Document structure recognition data
::::::::
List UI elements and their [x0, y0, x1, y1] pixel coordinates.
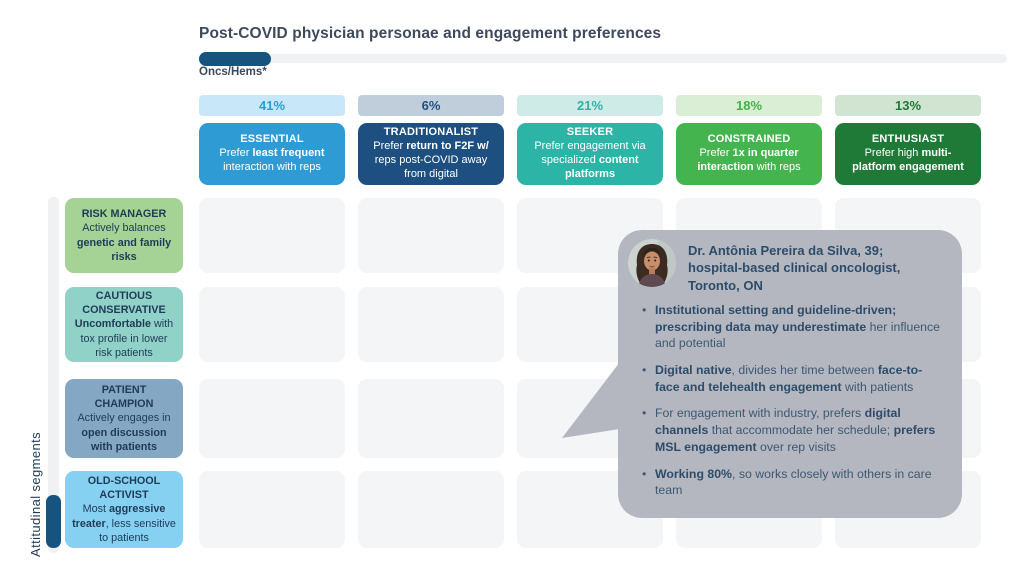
- emphasis-text: 1x in quarter interaction: [697, 147, 799, 173]
- matrix-cell: [199, 471, 345, 548]
- segment-description: Uncomfortable with tox profile in lower …: [72, 317, 176, 359]
- persona-card-description: Prefer high multi-platform engagement: [843, 147, 973, 175]
- persona-card-title: TRADITIONALIST: [383, 126, 479, 139]
- plain-text: , less sensitive to patients: [99, 517, 176, 544]
- matrix-cell: [358, 379, 504, 458]
- emphasis-text: prefers MSL engagement: [655, 423, 936, 454]
- callout-tail-icon: [562, 354, 626, 438]
- persona-card-traditionalist: TRADITIONALIST Prefer return to F2F w/ re…: [358, 123, 504, 185]
- segment-label-cautious-conservative: CAUTIOUS CONSERVATIVE Uncomfortable with …: [65, 287, 183, 362]
- persona-card-description: Prefer 1x in quarter interaction with re…: [684, 147, 814, 175]
- plain-text: Actively balances: [82, 222, 166, 235]
- specialty-progress-thumb: [199, 51, 271, 66]
- matrix-cell: [358, 471, 504, 548]
- emphasis-text: open discussion with patients: [81, 426, 167, 453]
- persona-card-constrained: CONSTRAINED Prefer 1x in quarter interact…: [676, 123, 822, 185]
- profile-bullet: Working 80%, so works closely with other…: [642, 466, 940, 499]
- y-axis-label: Attitudinal segments: [28, 431, 43, 557]
- persona-card-description: Prefer least frequent interaction with r…: [207, 147, 337, 175]
- plain-text: with tox profile in lower risk patients: [80, 318, 174, 359]
- segment-description: Actively balances genetic and family ris…: [72, 221, 176, 263]
- plain-text: Most: [82, 503, 109, 516]
- plain-text: For engagement with industry, prefers: [655, 406, 865, 421]
- persona-share-seeker: 21%: [517, 95, 663, 116]
- doctor-profile-bullets: Institutional setting and guideline-driv…: [628, 302, 940, 499]
- plain-text: with reps: [753, 160, 801, 173]
- persona-share-traditionalist: 6%: [358, 95, 504, 116]
- emphasis-text: multi-platform engagement: [852, 147, 964, 173]
- emphasis-text: Working 80%: [655, 466, 732, 481]
- specialty-tab-label: Oncs/Hems*: [199, 66, 267, 78]
- persona-card-title: SEEKER: [566, 126, 614, 139]
- emphasis-text: content platforms: [564, 154, 639, 180]
- emphasis-text: least frequent: [252, 147, 325, 160]
- emphasis-text: return to F2F w/: [406, 140, 489, 153]
- plain-text: her influence and potential: [655, 319, 941, 351]
- profile-bullet: Digital native, divides her time between…: [642, 362, 940, 395]
- persona-share-enthusiast: 13%: [835, 95, 981, 116]
- emphasis-text: Uncomfortable: [74, 318, 151, 331]
- plain-text: interaction with reps: [223, 160, 321, 173]
- doctor-name-role: Dr. Antônia Pereira da Silva, 39; hospit…: [688, 243, 901, 293]
- persona-share-essential: 41%: [199, 95, 345, 116]
- segment-progress-thumb: [46, 495, 61, 548]
- plain-text: , so works closely with others in care t…: [655, 466, 932, 498]
- matrix-cell: [358, 287, 504, 362]
- persona-share-constrained: 18%: [676, 95, 822, 116]
- emphasis-text: genetic and family risks: [76, 236, 172, 263]
- persona-card-title: CONSTRAINED: [707, 133, 791, 146]
- plain-text: Prefer high: [864, 147, 922, 160]
- persona-card-seeker: SEEKER Prefer engagement via specialized …: [517, 123, 663, 185]
- plain-text: Actively engages in: [77, 412, 171, 425]
- profile-bullet: Institutional setting and guideline-driv…: [642, 302, 940, 352]
- plain-text: , divides her time between: [731, 363, 878, 377]
- doctor-avatar: [628, 239, 676, 287]
- matrix-cell: [358, 198, 504, 273]
- persona-card-enthusiast: ENTHUSIAST Prefer high multi-platform eng…: [835, 123, 981, 185]
- segment-description: Actively engages in open discussion with…: [72, 411, 176, 453]
- plain-text: Prefer: [699, 147, 733, 160]
- segment-progress-track: [46, 197, 61, 553]
- plain-text: reps post-COVID away from digital: [374, 154, 488, 180]
- segment-label-risk-manager: RISK MANAGER Actively balances genetic an…: [65, 198, 183, 273]
- segment-description: Most aggressive treater, less sensitive …: [72, 502, 176, 544]
- persona-card-essential: ESSENTIAL Prefer least frequent interacti…: [199, 123, 345, 185]
- plain-text: with patients: [841, 379, 914, 394]
- segment-label-patient-champion: PATIENT CHAMPION Actively engages in open…: [65, 379, 183, 458]
- slide-title: Post-COVID physician personae and engage…: [199, 25, 662, 42]
- persona-card-title: ENTHUSIAST: [871, 133, 945, 146]
- persona-card-title: ESSENTIAL: [240, 133, 304, 146]
- matrix-cell: [199, 287, 345, 362]
- profile-bullet: For engagement with industry, prefers di…: [642, 405, 940, 455]
- matrix-cell: [199, 198, 345, 273]
- emphasis-text: face-to-face and telehealth engagement: [655, 363, 923, 394]
- plain-text: that accommodate her schedule;: [708, 423, 894, 438]
- matrix-cell: [199, 379, 345, 458]
- segment-name: CAUTIOUS CONSERVATIVE: [82, 290, 166, 317]
- emphasis-text: Institutional setting and guideline-driv…: [655, 302, 897, 334]
- plain-text: Prefer engagement via specialized: [534, 140, 646, 166]
- segment-name: RISK MANAGER: [81, 208, 167, 221]
- persona-card-description: Prefer return to F2F w/ reps post-COVID …: [366, 140, 496, 182]
- callout-header: Dr. Antônia Pereira da Silva, 39; hospit…: [628, 239, 940, 294]
- persona-card-description: Prefer engagement via specialized conten…: [525, 140, 655, 182]
- plain-text: Prefer: [219, 147, 253, 160]
- physician-profile-callout: Dr. Antônia Pereira da Silva, 39; hospit…: [618, 230, 962, 518]
- emphasis-text: digital channels: [655, 406, 901, 438]
- segment-name: OLD-SCHOOL ACTIVIST: [87, 475, 161, 502]
- plain-text: over rep visits: [756, 439, 836, 454]
- emphasis-text: aggressive treater: [72, 503, 166, 530]
- plain-text: Prefer: [373, 140, 407, 153]
- segment-label-old-school-activist: OLD-SCHOOL ACTIVIST Most aggressive treat…: [65, 471, 183, 548]
- segment-name: PATIENT CHAMPION: [94, 384, 154, 411]
- specialty-progress-track: [199, 51, 1007, 66]
- emphasis-text: Digital native: [655, 363, 732, 377]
::::::::
Give back the entries above exactly as they stand. Leave the images out.

List UI elements and their [x0, y0, x1, y1] pixel coordinates.
- emphasis-text: 1x in quarter interaction: [697, 147, 799, 173]
- matrix-cell: [199, 471, 345, 548]
- segment-description: Uncomfortable with tox profile in lower …: [72, 317, 176, 359]
- persona-card-description: Prefer high multi-platform engagement: [843, 147, 973, 175]
- persona-card-title: TRADITIONALIST: [383, 126, 479, 139]
- plain-text: , less sensitive to patients: [99, 517, 176, 544]
- matrix-cell: [358, 379, 504, 458]
- emphasis-text: prefers MSL engagement: [655, 423, 936, 454]
- callout-tail-icon: [562, 354, 626, 438]
- persona-card-traditionalist: TRADITIONALIST Prefer return to F2F w/ re…: [358, 123, 504, 185]
- segment-label-cautious-conservative: CAUTIOUS CONSERVATIVE Uncomfortable with …: [65, 287, 183, 362]
- persona-card-description: Prefer 1x in quarter interaction with re…: [684, 147, 814, 175]
- plain-text: Actively balances: [82, 222, 166, 235]
- specialty-progress-thumb: [199, 51, 271, 66]
- matrix-cell: [358, 471, 504, 548]
- emphasis-text: open discussion with patients: [81, 426, 167, 453]
- persona-card-constrained: CONSTRAINED Prefer 1x in quarter interact…: [676, 123, 822, 185]
- profile-bullet: Working 80%, so works closely with other…: [642, 466, 940, 499]
- y-axis-label: Attitudinal segments: [28, 431, 43, 557]
- persona-card-description: Prefer least frequent interaction with r…: [207, 147, 337, 175]
- plain-text: with tox profile in lower risk patients: [80, 318, 174, 359]
- segment-description: Actively balances genetic and family ris…: [72, 221, 176, 263]
- plain-text: Most: [82, 503, 109, 516]
- plain-text: For engagement with industry, prefers: [655, 406, 865, 421]
- persona-share-seeker: 21%: [517, 95, 663, 116]
- doctor-profile-bullets: Institutional setting and guideline-driv…: [628, 302, 940, 499]
- plain-text: with reps: [753, 160, 801, 173]
- persona-share-traditionalist: 6%: [358, 95, 504, 116]
- emphasis-text: multi-platform engagement: [852, 147, 964, 173]
- emphasis-text: Working 80%: [655, 466, 732, 481]
- specialty-tab-label: Oncs/Hems*: [199, 66, 267, 78]
- persona-card-title: SEEKER: [566, 126, 614, 139]
- emphasis-text: content platforms: [564, 154, 639, 180]
- emphasis-text: least frequent: [252, 147, 325, 160]
- emphasis-text: return to F2F w/: [406, 140, 489, 153]
- plain-text: her influence and potential: [655, 319, 941, 351]
- profile-bullet: Digital native, divides her time between…: [642, 362, 940, 395]
- persona-share-enthusiast: 13%: [835, 95, 981, 116]
- emphasis-text: Uncomfortable: [74, 318, 151, 331]
- plain-text: interaction with reps: [223, 160, 321, 173]
- doctor-name-role: Dr. Antônia Pereira da Silva, 39; hospit…: [688, 243, 901, 293]
- persona-share-essential: 41%: [199, 95, 345, 116]
- segment-progress-thumb: [46, 495, 61, 548]
- plain-text: , so works closely with others in care t…: [655, 466, 932, 498]
- matrix-cell: [358, 287, 504, 362]
- persona-share-constrained: 18%: [676, 95, 822, 116]
- emphasis-text: genetic and family risks: [76, 236, 172, 263]
- persona-card-title: CONSTRAINED: [707, 133, 791, 146]
- plain-text: Prefer high: [864, 147, 922, 160]
- persona-card-seeker: SEEKER Prefer engagement via specialized …: [517, 123, 663, 185]
- plain-text: Actively engages in: [77, 412, 171, 425]
- profile-bullet: Institutional setting and guideline-driv…: [642, 302, 940, 352]
- plain-text: , divides her time between: [731, 363, 878, 377]
- doctor-avatar: [628, 239, 676, 287]
- matrix-cell: [358, 198, 504, 273]
- persona-card-enthusiast: ENTHUSIAST Prefer high multi-platform eng…: [835, 123, 981, 185]
- segment-description: Actively engages in open discussion with…: [72, 411, 176, 453]
- plain-text: Prefer: [699, 147, 733, 160]
- segment-progress-track: [46, 197, 61, 553]
- plain-text: reps post-COVID away from digital: [374, 154, 488, 180]
- segment-label-risk-manager: RISK MANAGER Actively balances genetic an…: [65, 198, 183, 273]
- segment-description: Most aggressive treater, less sensitive …: [72, 502, 176, 544]
- persona-card-essential: ESSENTIAL Prefer least frequent interacti…: [199, 123, 345, 185]
- plain-text: with patients: [841, 379, 914, 394]
- segment-label-patient-champion: PATIENT CHAMPION Actively engages in open…: [65, 379, 183, 458]
- slide-title: Post-COVID physician personae and engage…: [199, 25, 662, 42]
- persona-card-title: ENTHUSIAST: [871, 133, 945, 146]
- persona-card-title: ESSENTIAL: [240, 133, 304, 146]
- matrix-cell: [199, 287, 345, 362]
- profile-bullet: For engagement with industry, prefers di…: [642, 405, 940, 455]
- matrix-cell: [199, 198, 345, 273]
- emphasis-text: face-to-face and telehealth engagement: [655, 363, 923, 394]
- plain-text: that accommodate her schedule;: [708, 423, 894, 438]
- matrix-cell: [199, 379, 345, 458]
- segment-name: CAUTIOUS CONSERVATIVE: [82, 290, 166, 317]
- emphasis-text: Institutional setting and guideline-driv…: [655, 302, 897, 334]
- plain-text: Prefer engagement via specialized: [534, 140, 646, 166]
- segment-name: RISK MANAGER: [81, 208, 167, 221]
- persona-card-description: Prefer return to F2F w/ reps post-COVID …: [366, 140, 496, 182]
- callout-header: Dr. Antônia Pereira da Silva, 39; hospit…: [628, 239, 940, 294]
- persona-card-description: Prefer engagement via specialized conten…: [525, 140, 655, 182]
- plain-text: Prefer: [219, 147, 253, 160]
- physician-profile-callout: Dr. Antônia Pereira da Silva, 39; hospit…: [618, 230, 962, 518]
- emphasis-text: digital channels: [655, 406, 901, 438]
- segment-name: OLD-SCHOOL ACTIVIST: [87, 475, 161, 502]
- plain-text: over rep visits: [756, 439, 836, 454]
- emphasis-text: aggressive treater: [72, 503, 166, 530]
- plain-text: Prefer: [373, 140, 407, 153]
- segment-label-old-school-activist: OLD-SCHOOL ACTIVIST Most aggressive treat…: [65, 471, 183, 548]
- segment-name: PATIENT CHAMPION: [94, 384, 154, 411]
- specialty-progress-track: [199, 51, 1007, 66]
- emphasis-text: Digital native: [655, 363, 732, 377]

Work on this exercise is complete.